> Written instruction
Where a line contains the string "教育活动", copy that line.

> Given records
::::::::::
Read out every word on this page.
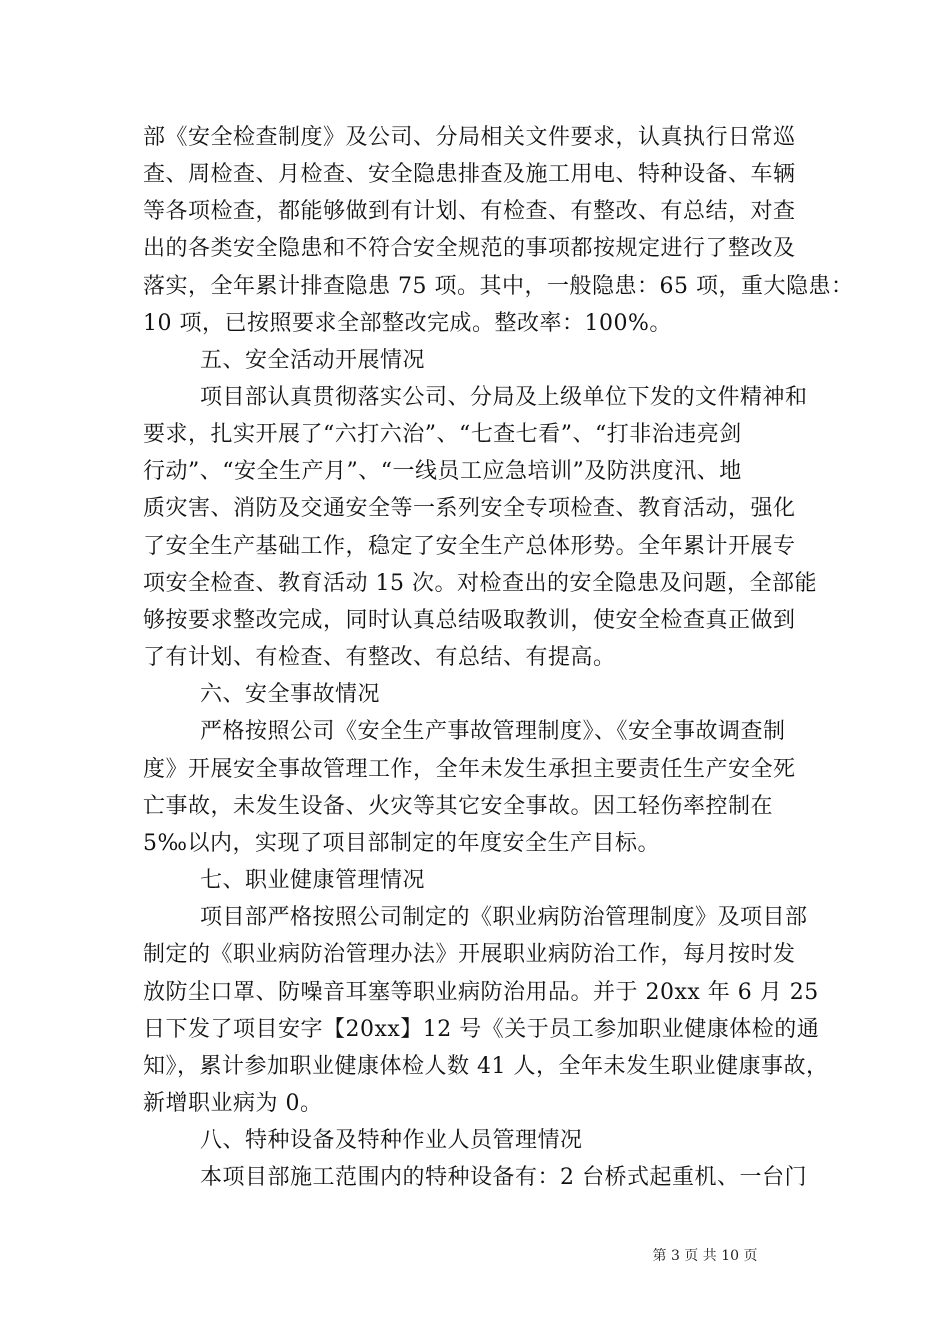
部《安全检查制度》及公司、分局相关文件要求，认真执行日常巡
查、周检查、月检查、安全隐患排查及施工用电、特种设备、车辆
等各项检查，都能够做到有计划、有检查、有整改、有总结，对查
出的各类安全隐患和不符合安全规范的事项都按规定进行了整改及
落实，全年累计排查隐患 75 项。其中，一般隐患：65 项，重大隐患：
10 项，已按照要求全部整改完成。整改率：100%。
五、安全活动开展情况
项目部认真贯彻落实公司、分局及上级单位下发的文件精神和
要求，扎实开展了“六打六治”、“七查七看”、“打非治违亮剑
行动”、“安全生产月”、“一线员工应急培训”及防洪度汛、地
质灾害、消防及交通安全等一系列安全专项检查、教育活动，强化
了安全生产基础工作，稳定了安全生产总体形势。全年累计开展专
项安全检查、教育活动 15 次。对检查出的安全隐患及问题，全部能
够按要求整改完成，同时认真总结吸取教训，使安全检查真正做到
了有计划、有检查、有整改、有总结、有提高。
六、安全事故情况
严格按照公司《安全生产事故管理制度》、《安全事故调查制
度》开展安全事故管理工作，全年未发生承担主要责任生产安全死
亡事故，未发生设备、火灾等其它安全事故。因工轻伤率控制在
5‰以内，实现了项目部制定的年度安全生产目标。
七、职业健康管理情况
项目部严格按照公司制定的《职业病防治管理制度》及项目部
制定的《职业病防治管理办法》开展职业病防治工作，每月按时发
放防尘口罩、防噪音耳塞等职业病防治用品。并于 20xx 年 6 月 25
日下发了项目安字【20xx】12 号《关于员工参加职业健康体检的通
知》，累计参加职业健康体检人数 41 人，全年未发生职业健康事故，
新增职业病为 0。
八、特种设备及特种作业人员管理情况
本项目部施工范围内的特种设备有：2 台桥式起重机、一台门
第 3 页 共 10 页
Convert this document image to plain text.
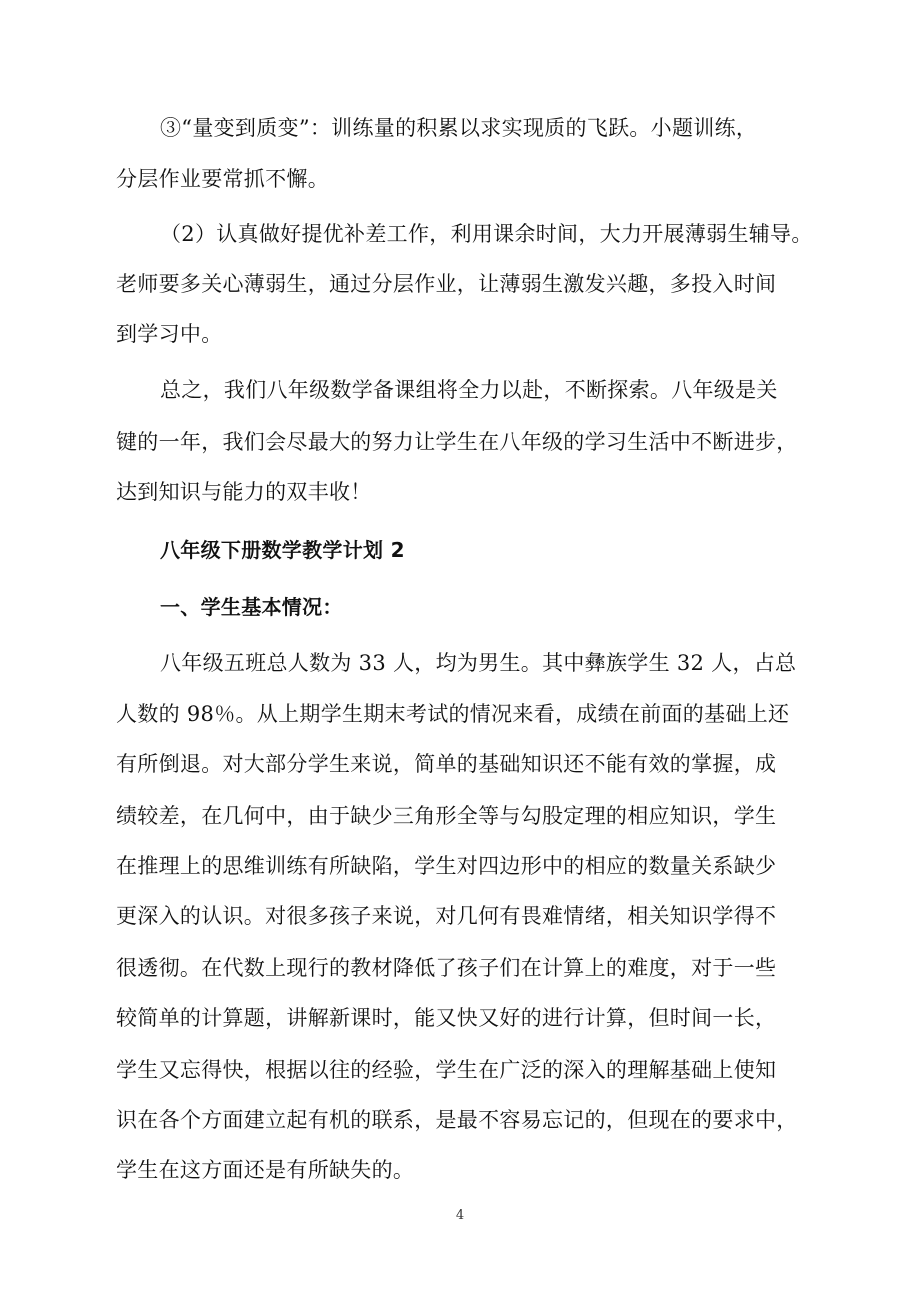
③“量变到质变”：训练量的积累以求实现质的飞跃。小题训练，
分层作业要常抓不懈。
（2）认真做好提优补差工作，利用课余时间，大力开展薄弱生辅导。
老师要多关心薄弱生，通过分层作业，让薄弱生激发兴趣，多投入时间
到学习中。
总之，我们八年级数学备课组将全力以赴，不断探索。八年级是关
键的一年，我们会尽最大的努力让学生在八年级的学习生活中不断进步，
达到知识与能力的双丰收！
八年级下册数学教学计划 2
一、学生基本情况：
八年级五班总人数为 33 人，均为男生。其中彝族学生 32 人，占总
人数的 98％。从上期学生期末考试的情况来看，成绩在前面的基础上还
有所倒退。对大部分学生来说，简单的基础知识还不能有效的掌握，成
绩较差，在几何中，由于缺少三角形全等与勾股定理的相应知识，学生
在推理上的思维训练有所缺陷，学生对四边形中的相应的数量关系缺少
更深入的认识。对很多孩子来说，对几何有畏难情绪，相关知识学得不
很透彻。在代数上现行的教材降低了孩子们在计算上的难度，对于一些
较简单的计算题，讲解新课时，能又快又好的进行计算，但时间一长，
学生又忘得快，根据以往的经验，学生在广泛的深入的理解基础上使知
识在各个方面建立起有机的联系，是最不容易忘记的，但现在的要求中，
学生在这方面还是有所缺失的。
4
::::::::::
> Exercise solution
质灾害、消防及交通安全等一系列安全专项检查、教育活动，强化
项安全检查、教育活动 15 次。对检查出的安全隐患及问题，全部能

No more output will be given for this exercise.